- What to do: Reproduce this listing in full.

- Records to process:
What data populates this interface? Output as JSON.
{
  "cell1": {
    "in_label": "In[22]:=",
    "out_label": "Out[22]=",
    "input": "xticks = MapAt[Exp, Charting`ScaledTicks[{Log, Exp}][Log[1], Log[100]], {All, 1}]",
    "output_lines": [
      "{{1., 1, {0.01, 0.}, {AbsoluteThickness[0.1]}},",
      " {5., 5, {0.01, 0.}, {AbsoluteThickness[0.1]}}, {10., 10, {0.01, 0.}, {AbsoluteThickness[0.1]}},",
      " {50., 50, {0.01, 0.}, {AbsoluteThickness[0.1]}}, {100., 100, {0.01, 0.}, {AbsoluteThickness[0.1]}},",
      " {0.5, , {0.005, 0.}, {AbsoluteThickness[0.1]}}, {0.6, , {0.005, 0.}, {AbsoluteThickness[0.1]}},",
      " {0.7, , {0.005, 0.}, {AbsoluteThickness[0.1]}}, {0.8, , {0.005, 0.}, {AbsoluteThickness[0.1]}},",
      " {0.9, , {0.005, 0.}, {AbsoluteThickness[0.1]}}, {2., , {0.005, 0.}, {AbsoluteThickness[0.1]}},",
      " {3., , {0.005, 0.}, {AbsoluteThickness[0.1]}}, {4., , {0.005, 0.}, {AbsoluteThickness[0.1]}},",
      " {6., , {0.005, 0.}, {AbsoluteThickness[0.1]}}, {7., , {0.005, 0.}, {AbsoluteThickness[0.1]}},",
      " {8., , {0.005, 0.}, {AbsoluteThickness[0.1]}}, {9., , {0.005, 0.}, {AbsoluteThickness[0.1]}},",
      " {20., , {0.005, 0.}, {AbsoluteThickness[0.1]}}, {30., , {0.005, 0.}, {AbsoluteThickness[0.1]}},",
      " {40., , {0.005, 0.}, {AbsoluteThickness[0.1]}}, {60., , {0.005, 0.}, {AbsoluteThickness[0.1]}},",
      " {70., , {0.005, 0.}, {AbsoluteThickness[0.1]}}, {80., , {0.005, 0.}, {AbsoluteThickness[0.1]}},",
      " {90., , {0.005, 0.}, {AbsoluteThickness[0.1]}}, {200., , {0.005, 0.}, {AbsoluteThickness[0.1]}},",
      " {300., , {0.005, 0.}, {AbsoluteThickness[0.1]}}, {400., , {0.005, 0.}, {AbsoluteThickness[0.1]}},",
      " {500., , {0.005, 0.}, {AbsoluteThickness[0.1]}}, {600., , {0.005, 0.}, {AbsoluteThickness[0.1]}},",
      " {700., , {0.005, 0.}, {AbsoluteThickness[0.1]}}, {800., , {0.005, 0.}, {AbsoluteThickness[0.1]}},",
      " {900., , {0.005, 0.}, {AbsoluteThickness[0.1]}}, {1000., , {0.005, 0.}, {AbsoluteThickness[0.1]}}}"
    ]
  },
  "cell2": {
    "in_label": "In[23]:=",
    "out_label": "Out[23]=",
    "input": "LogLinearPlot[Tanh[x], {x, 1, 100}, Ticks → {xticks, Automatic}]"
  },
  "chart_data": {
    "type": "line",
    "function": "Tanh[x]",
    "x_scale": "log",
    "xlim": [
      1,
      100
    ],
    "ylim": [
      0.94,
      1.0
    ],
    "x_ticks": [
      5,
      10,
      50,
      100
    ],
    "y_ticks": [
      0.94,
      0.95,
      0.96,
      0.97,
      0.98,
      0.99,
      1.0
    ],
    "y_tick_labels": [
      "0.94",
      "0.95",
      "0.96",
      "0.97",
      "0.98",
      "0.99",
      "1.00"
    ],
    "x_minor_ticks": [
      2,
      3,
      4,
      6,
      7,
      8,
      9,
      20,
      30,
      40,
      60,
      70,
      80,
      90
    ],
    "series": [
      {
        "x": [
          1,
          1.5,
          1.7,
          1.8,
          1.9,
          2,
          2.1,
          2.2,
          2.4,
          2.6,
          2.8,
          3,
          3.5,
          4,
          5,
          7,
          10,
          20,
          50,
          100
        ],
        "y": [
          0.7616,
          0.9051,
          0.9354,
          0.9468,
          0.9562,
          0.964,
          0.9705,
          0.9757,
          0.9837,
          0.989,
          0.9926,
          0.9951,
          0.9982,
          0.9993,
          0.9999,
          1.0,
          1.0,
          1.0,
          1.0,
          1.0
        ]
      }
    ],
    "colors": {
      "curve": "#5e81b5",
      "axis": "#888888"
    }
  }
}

- Output below:
What data populates this interface? Output as JSON.
{
  "cell1": {
    "in_label": "In[22]:=",
    "out_label": "Out[22]=",
    "input": "xticks = MapAt[Exp, Charting`ScaledTicks[{Log, Exp}][Log[1], Log[100]], {All, 1}]",
    "output_lines": [
      "{{1., 1, {0.01, 0.}, {AbsoluteThickness[0.1]}},",
      " {5., 5, {0.01, 0.}, {AbsoluteThickness[0.1]}}, {10., 10, {0.01, 0.}, {AbsoluteThickness[0.1]}},",
      " {50., 50, {0.01, 0.}, {AbsoluteThickness[0.1]}}, {100., 100, {0.01, 0.}, {AbsoluteThickness[0.1]}},",
      " {0.5, , {0.005, 0.}, {AbsoluteThickness[0.1]}}, {0.6, , {0.005, 0.}, {AbsoluteThickness[0.1]}},",
      " {0.7, , {0.005, 0.}, {AbsoluteThickness[0.1]}}, {0.8, , {0.005, 0.}, {AbsoluteThickness[0.1]}},",
      " {0.9, , {0.005, 0.}, {AbsoluteThickness[0.1]}}, {2., , {0.005, 0.}, {AbsoluteThickness[0.1]}},",
      " {3., , {0.005, 0.}, {AbsoluteThickness[0.1]}}, {4., , {0.005, 0.}, {AbsoluteThickness[0.1]}},",
      " {6., , {0.005, 0.}, {AbsoluteThickness[0.1]}}, {7., , {0.005, 0.}, {AbsoluteThickness[0.1]}},",
      " {8., , {0.005, 0.}, {AbsoluteThickness[0.1]}}, {9., , {0.005, 0.}, {AbsoluteThickness[0.1]}},",
      " {20., , {0.005, 0.}, {AbsoluteThickness[0.1]}}, {30., , {0.005, 0.}, {AbsoluteThickness[0.1]}},",
      " {40., , {0.005, 0.}, {AbsoluteThickness[0.1]}}, {60., , {0.005, 0.}, {AbsoluteThickness[0.1]}},",
      " {70., , {0.005, 0.}, {AbsoluteThickness[0.1]}}, {80., , {0.005, 0.}, {AbsoluteThickness[0.1]}},",
      " {90., , {0.005, 0.}, {AbsoluteThickness[0.1]}}, {200., , {0.005, 0.}, {AbsoluteThickness[0.1]}},",
      " {300., , {0.005, 0.}, {AbsoluteThickness[0.1]}}, {400., , {0.005, 0.}, {AbsoluteThickness[0.1]}},",
      " {500., , {0.005, 0.}, {AbsoluteThickness[0.1]}}, {600., , {0.005, 0.}, {AbsoluteThickness[0.1]}},",
      " {700., , {0.005, 0.}, {AbsoluteThickness[0.1]}}, {800., , {0.005, 0.}, {AbsoluteThickness[0.1]}},",
      " {900., , {0.005, 0.}, {AbsoluteThickness[0.1]}}, {1000., , {0.005, 0.}, {AbsoluteThickness[0.1]}}}"
    ]
  },
  "cell2": {
    "in_label": "In[23]:=",
    "out_label": "Out[23]=",
    "input": "LogLinearPlot[Tanh[x], {x, 1, 100}, Ticks → {xticks, Automatic}]"
  },
  "chart_data": {
    "type": "line",
    "function": "Tanh[x]",
    "x_scale": "log",
    "xlim": [
      1,
      100
    ],
    "ylim": [
      0.94,
      1.0
    ],
    "x_ticks": [
      5,
      10,
      50,
      100
    ],
    "y_ticks": [
      0.94,
      0.95,
      0.96,
      0.97,
      0.98,
      0.99,
      1.0
    ],
    "y_tick_labels": [
      "0.94",
      "0.95",
      "0.96",
      "0.97",
      "0.98",
      "0.99",
      "1.00"
    ],
    "x_minor_ticks": [
      2,
      3,
      4,
      6,
      7,
      8,
      9,
      20,
      30,
      40,
      60,
      70,
      80,
      90
    ],
    "series": [
      {
        "x": [
          1,
          1.5,
          1.7,
          1.8,
          1.9,
          2,
          2.1,
          2.2,
          2.4,
          2.6,
          2.8,
          3,
          3.5,
          4,
          5,
          7,
          10,
          20,
          50,
          100
        ],
        "y": [
          0.7616,
          0.9051,
          0.9354,
          0.9468,
          0.9562,
          0.964,
          0.9705,
          0.9757,
          0.9837,
          0.989,
          0.9926,
          0.9951,
          0.9982,
          0.9993,
          0.9999,
          1.0,
          1.0,
          1.0,
          1.0,
          1.0
        ]
      }
    ],
    "colors": {
      "curve": "#5e81b5",
      "axis": "#888888"
    }
  }
}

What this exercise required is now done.